**OBJECTIVE**
Take from the listing each line that has the string "name".
-- begin DATA SECTION --
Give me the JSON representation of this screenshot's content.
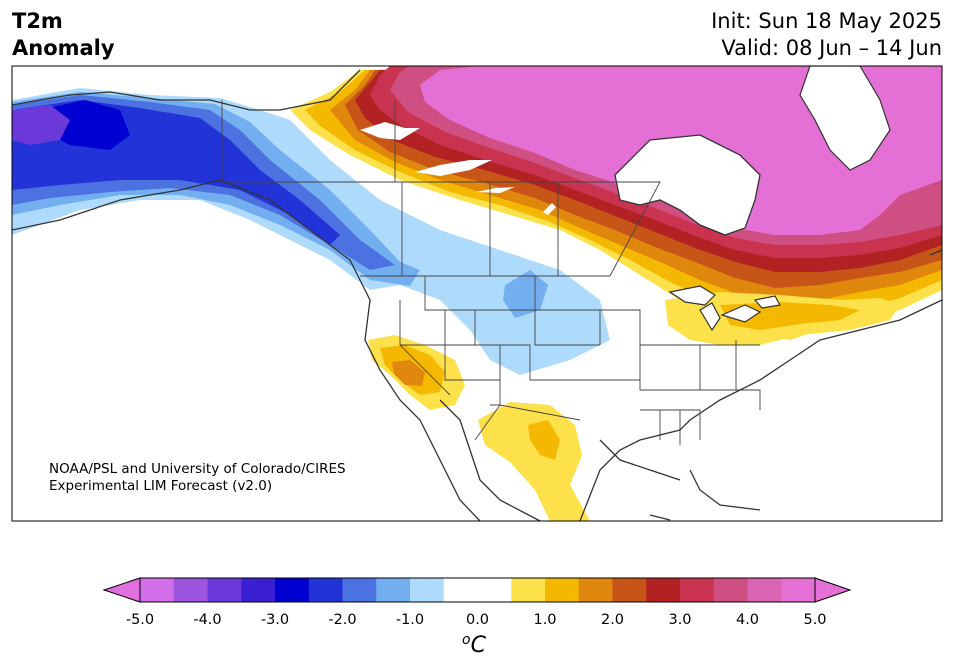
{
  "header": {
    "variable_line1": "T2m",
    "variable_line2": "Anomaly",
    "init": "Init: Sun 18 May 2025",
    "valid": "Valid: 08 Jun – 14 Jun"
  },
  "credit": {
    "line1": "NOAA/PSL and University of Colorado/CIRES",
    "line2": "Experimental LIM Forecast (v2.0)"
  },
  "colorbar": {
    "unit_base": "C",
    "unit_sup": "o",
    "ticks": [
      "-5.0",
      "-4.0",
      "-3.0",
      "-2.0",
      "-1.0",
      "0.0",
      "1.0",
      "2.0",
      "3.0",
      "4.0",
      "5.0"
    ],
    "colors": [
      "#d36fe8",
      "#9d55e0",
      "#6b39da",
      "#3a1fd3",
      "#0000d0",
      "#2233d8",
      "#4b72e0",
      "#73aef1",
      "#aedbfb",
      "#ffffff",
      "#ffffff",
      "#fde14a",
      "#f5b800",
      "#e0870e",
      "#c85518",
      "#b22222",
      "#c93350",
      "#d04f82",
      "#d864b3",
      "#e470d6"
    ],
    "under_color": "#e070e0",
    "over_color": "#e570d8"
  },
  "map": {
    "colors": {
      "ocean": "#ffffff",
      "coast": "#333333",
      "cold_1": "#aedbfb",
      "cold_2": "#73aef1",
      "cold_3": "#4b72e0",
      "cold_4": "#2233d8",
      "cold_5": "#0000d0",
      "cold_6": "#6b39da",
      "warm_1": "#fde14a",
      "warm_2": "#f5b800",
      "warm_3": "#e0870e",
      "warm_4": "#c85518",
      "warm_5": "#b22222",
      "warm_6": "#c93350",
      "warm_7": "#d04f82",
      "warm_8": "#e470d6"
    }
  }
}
-- end DATA SECTION --
-- begin DATA SECTION --
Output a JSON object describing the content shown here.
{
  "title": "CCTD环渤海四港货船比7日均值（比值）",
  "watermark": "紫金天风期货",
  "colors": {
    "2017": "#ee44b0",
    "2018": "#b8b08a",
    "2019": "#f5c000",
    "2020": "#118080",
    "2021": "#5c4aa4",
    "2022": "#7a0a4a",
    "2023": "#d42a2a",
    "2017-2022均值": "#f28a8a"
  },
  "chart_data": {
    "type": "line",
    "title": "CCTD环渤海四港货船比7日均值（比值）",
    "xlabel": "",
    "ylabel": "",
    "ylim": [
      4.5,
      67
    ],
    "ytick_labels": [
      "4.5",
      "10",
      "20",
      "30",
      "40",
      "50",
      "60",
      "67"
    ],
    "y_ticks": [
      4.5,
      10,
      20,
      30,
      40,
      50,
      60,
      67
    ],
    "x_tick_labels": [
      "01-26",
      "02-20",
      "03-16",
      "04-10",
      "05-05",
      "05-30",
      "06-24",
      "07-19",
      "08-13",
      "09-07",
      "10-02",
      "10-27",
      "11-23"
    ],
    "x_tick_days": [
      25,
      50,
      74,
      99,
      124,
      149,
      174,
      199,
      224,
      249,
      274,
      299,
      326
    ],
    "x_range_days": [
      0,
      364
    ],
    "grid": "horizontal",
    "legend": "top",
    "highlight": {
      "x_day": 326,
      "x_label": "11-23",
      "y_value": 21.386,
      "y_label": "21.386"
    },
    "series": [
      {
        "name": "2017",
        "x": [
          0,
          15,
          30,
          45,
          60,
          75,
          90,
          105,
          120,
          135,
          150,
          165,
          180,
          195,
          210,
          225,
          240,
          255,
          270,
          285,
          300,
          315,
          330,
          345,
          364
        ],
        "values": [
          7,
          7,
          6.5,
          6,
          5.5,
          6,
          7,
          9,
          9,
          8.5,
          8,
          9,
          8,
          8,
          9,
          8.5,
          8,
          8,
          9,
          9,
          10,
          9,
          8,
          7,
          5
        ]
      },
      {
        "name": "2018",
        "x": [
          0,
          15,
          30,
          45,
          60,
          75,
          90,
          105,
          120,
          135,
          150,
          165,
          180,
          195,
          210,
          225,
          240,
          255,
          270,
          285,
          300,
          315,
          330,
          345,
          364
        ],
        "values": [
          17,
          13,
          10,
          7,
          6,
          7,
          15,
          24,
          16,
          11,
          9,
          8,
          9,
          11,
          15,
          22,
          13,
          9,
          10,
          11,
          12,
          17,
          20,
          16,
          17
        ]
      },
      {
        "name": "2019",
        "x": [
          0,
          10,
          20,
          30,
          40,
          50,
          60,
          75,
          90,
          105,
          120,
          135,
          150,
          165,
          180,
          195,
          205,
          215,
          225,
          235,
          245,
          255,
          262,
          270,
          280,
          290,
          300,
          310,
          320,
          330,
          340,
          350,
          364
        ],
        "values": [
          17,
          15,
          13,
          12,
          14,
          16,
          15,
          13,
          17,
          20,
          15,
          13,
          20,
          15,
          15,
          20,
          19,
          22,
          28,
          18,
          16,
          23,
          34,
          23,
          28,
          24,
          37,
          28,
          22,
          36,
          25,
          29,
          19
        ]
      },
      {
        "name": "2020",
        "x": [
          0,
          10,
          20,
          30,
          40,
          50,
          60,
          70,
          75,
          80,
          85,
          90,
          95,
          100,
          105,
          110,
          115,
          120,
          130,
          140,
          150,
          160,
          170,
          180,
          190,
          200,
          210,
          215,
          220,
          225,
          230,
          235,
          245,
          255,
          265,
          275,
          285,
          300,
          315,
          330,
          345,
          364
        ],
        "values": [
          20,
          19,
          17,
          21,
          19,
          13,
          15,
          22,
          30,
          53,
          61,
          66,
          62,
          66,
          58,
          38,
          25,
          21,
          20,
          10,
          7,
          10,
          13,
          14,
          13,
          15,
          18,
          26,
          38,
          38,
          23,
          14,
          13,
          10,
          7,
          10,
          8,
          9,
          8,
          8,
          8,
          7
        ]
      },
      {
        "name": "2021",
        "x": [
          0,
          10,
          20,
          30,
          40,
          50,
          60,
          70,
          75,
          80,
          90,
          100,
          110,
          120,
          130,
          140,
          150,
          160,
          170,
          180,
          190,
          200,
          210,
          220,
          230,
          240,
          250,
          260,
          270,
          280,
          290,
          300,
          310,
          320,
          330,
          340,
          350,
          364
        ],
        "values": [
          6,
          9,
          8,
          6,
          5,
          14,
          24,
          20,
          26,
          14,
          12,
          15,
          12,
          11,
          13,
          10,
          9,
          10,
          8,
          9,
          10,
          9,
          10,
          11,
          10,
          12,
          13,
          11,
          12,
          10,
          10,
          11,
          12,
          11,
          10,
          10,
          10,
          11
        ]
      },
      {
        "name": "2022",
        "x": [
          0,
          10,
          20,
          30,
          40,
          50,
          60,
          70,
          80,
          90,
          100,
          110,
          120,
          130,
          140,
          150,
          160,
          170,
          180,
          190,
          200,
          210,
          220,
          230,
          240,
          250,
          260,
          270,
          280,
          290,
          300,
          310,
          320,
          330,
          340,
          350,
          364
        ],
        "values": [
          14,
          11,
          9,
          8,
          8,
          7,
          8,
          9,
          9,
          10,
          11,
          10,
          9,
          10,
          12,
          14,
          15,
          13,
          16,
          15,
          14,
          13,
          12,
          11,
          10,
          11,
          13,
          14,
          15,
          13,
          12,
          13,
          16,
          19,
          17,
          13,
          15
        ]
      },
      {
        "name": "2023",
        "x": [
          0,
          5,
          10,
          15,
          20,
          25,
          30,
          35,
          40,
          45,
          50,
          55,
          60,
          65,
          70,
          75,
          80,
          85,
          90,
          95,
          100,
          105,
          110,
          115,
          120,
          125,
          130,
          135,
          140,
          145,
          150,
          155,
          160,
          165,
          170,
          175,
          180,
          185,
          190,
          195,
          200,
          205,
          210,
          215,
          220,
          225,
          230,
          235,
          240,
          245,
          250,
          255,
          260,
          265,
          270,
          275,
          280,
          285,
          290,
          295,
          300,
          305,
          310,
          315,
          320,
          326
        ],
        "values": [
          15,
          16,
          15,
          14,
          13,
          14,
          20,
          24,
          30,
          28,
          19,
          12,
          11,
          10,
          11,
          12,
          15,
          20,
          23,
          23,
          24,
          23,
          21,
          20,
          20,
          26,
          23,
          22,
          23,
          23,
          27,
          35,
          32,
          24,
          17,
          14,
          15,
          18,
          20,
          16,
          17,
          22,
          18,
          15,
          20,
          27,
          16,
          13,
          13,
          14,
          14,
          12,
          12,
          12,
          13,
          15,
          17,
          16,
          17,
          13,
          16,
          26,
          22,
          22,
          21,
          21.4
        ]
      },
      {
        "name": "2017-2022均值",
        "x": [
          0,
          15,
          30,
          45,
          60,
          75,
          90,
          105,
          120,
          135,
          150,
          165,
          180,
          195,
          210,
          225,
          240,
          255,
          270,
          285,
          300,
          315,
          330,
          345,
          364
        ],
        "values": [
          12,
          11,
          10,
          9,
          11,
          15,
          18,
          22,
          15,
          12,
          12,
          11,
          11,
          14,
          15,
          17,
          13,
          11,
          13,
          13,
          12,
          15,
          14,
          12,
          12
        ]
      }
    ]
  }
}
-- end DATA SECTION --
**COMPLETED TASK**
        "name": "2017",
        "name": "2018",
        "name": "2019",
        "name": "2020",
        "name": "2021",
        "name": "2022",
        "name": "2023",
        "name": "2017-2022均值",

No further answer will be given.